● **Exercise aim**: Reproduce every entry exactly.

━━ Working data

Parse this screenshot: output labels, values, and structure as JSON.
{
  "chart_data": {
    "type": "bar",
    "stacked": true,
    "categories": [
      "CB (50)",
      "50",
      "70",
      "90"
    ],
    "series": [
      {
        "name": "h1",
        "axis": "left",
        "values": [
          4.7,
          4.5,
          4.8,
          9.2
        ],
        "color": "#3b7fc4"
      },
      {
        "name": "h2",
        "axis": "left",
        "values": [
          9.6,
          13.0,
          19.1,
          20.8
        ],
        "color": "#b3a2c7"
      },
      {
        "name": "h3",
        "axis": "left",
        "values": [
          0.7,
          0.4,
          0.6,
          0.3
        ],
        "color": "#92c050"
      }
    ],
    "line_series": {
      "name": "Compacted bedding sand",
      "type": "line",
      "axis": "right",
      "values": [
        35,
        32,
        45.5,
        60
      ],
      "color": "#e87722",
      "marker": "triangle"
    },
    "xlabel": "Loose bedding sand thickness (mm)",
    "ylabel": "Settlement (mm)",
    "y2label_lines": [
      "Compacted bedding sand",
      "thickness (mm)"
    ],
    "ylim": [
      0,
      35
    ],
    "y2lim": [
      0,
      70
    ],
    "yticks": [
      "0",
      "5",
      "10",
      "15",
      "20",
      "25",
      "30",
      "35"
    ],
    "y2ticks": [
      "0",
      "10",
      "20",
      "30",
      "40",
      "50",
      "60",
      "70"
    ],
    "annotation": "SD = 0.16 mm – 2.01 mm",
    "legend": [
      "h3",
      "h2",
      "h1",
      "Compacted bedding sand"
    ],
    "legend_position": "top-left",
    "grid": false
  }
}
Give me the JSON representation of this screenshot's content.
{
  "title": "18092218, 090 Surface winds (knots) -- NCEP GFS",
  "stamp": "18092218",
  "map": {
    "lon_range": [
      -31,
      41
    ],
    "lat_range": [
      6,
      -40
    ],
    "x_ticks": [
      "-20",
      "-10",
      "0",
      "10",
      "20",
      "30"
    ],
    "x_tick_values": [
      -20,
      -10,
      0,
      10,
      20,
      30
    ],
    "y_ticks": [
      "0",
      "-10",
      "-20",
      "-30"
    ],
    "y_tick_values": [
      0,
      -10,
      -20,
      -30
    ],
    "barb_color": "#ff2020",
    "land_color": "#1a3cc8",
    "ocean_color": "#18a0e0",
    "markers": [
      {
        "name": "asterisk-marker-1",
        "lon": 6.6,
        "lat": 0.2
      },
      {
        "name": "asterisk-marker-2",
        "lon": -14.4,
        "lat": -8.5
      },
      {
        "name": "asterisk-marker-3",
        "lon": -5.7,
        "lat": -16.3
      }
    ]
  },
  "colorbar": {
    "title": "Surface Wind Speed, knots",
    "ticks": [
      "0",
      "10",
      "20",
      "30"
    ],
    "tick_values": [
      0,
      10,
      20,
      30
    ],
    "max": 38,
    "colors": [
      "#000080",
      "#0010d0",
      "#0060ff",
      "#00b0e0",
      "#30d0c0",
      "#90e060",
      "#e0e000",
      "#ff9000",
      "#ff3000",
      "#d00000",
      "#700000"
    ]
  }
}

━━━━

● **Solution below**:
Parse this screenshot: output labels, values, and structure as JSON.
{
  "chart_data": {
    "type": "bar",
    "stacked": true,
    "categories": [
      "CB (50)",
      "50",
      "70",
      "90"
    ],
    "series": [
      {
        "name": "h1",
        "axis": "left",
        "values": [
          4.7,
          4.5,
          4.8,
          9.2
        ],
        "color": "#3b7fc4"
      },
      {
        "name": "h2",
        "axis": "left",
        "values": [
          9.6,
          13.0,
          19.1,
          20.8
        ],
        "color": "#b3a2c7"
      },
      {
        "name": "h3",
        "axis": "left",
        "values": [
          0.7,
          0.4,
          0.6,
          0.3
        ],
        "color": "#92c050"
      }
    ],
    "line_series": {
      "name": "Compacted bedding sand",
      "type": "line",
      "axis": "right",
      "values": [
        35,
        32,
        45.5,
        60
      ],
      "color": "#e87722",
      "marker": "triangle"
    },
    "xlabel": "Loose bedding sand thickness (mm)",
    "ylabel": "Settlement (mm)",
    "y2label_lines": [
      "Compacted bedding sand",
      "thickness (mm)"
    ],
    "ylim": [
      0,
      35
    ],
    "y2lim": [
      0,
      70
    ],
    "yticks": [
      "0",
      "5",
      "10",
      "15",
      "20",
      "25",
      "30",
      "35"
    ],
    "y2ticks": [
      "0",
      "10",
      "20",
      "30",
      "40",
      "50",
      "60",
      "70"
    ],
    "annotation": "SD = 0.16 mm – 2.01 mm",
    "legend": [
      "h3",
      "h2",
      "h1",
      "Compacted bedding sand"
    ],
    "legend_position": "top-left",
    "grid": false
  }
}
Give me the JSON representation of this screenshot's content.
{
  "title": "18092218, 090 Surface winds (knots) -- NCEP GFS",
  "stamp": "18092218",
  "map": {
    "lon_range": [
      -31,
      41
    ],
    "lat_range": [
      6,
      -40
    ],
    "x_ticks": [
      "-20",
      "-10",
      "0",
      "10",
      "20",
      "30"
    ],
    "x_tick_values": [
      -20,
      -10,
      0,
      10,
      20,
      30
    ],
    "y_ticks": [
      "0",
      "-10",
      "-20",
      "-30"
    ],
    "y_tick_values": [
      0,
      -10,
      -20,
      -30
    ],
    "barb_color": "#ff2020",
    "land_color": "#1a3cc8",
    "ocean_color": "#18a0e0",
    "markers": [
      {
        "name": "asterisk-marker-1",
        "lon": 6.6,
        "lat": 0.2
      },
      {
        "name": "asterisk-marker-2",
        "lon": -14.4,
        "lat": -8.5
      },
      {
        "name": "asterisk-marker-3",
        "lon": -5.7,
        "lat": -16.3
      }
    ]
  },
  "colorbar": {
    "title": "Surface Wind Speed, knots",
    "ticks": [
      "0",
      "10",
      "20",
      "30"
    ],
    "tick_values": [
      0,
      10,
      20,
      30
    ],
    "max": 38,
    "colors": [
      "#000080",
      "#0010d0",
      "#0060ff",
      "#00b0e0",
      "#30d0c0",
      "#90e060",
      "#e0e000",
      "#ff9000",
      "#ff3000",
      "#d00000",
      "#700000"
    ]
  }
}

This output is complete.